(Element position data)
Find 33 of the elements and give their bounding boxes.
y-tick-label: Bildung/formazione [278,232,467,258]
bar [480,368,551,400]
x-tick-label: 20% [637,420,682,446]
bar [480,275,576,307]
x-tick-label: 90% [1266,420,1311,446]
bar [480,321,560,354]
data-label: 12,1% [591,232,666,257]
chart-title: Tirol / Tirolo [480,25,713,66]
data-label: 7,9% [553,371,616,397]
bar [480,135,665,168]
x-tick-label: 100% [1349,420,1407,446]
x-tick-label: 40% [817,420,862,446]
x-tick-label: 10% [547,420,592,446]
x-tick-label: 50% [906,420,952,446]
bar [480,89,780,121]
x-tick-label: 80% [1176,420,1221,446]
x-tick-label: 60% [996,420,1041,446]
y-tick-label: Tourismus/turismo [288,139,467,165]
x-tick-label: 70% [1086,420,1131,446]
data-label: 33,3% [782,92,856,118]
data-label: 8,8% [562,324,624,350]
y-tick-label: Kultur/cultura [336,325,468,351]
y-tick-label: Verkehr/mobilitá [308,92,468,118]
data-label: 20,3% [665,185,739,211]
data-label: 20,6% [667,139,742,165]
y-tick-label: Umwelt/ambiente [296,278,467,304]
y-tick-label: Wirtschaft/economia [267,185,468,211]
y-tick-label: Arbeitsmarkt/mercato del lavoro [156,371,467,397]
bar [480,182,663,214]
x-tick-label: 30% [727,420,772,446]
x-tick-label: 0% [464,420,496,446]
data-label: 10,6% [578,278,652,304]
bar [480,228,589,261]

> [Description of the task]: Rewrite all the rows above, replacing every "x-tick-label" with "x-axis-label" and leaving everything else unchanged.

> [Result]:
Find 33 of the elements and give their bounding boxes.
y-tick-label: Bildung/formazione [278,232,467,258]
bar [480,368,551,400]
x-axis-label: 20% [637,420,682,446]
bar [480,275,576,307]
x-axis-label: 90% [1266,420,1311,446]
bar [480,321,560,354]
data-label: 12,1% [591,232,666,257]
chart-title: Tirol / Tirolo [480,25,713,66]
data-label: 7,9% [553,371,616,397]
bar [480,135,665,168]
x-axis-label: 100% [1349,420,1407,446]
x-axis-label: 40% [817,420,862,446]
x-axis-label: 10% [547,420,592,446]
x-axis-label: 50% [906,420,952,446]
bar [480,89,780,121]
x-axis-label: 80% [1176,420,1221,446]
x-axis-label: 60% [996,420,1041,446]
y-tick-label: Tourismus/turismo [288,139,467,165]
x-axis-label: 70% [1086,420,1131,446]
data-label: 33,3% [782,92,856,118]
data-label: 8,8% [562,324,624,350]
y-tick-label: Kultur/cultura [336,325,468,351]
y-tick-label: Verkehr/mobilitá [308,92,468,118]
data-label: 20,3% [665,185,739,211]
data-label: 20,6% [667,139,742,165]
y-tick-label: Umwelt/ambiente [296,278,467,304]
y-tick-label: Wirtschaft/economia [267,185,468,211]
y-tick-label: Arbeitsmarkt/mercato del lavoro [156,371,467,397]
bar [480,182,663,214]
x-axis-label: 30% [727,420,772,446]
x-axis-label: 0% [464,420,496,446]
data-label: 10,6% [578,278,652,304]
bar [480,228,589,261]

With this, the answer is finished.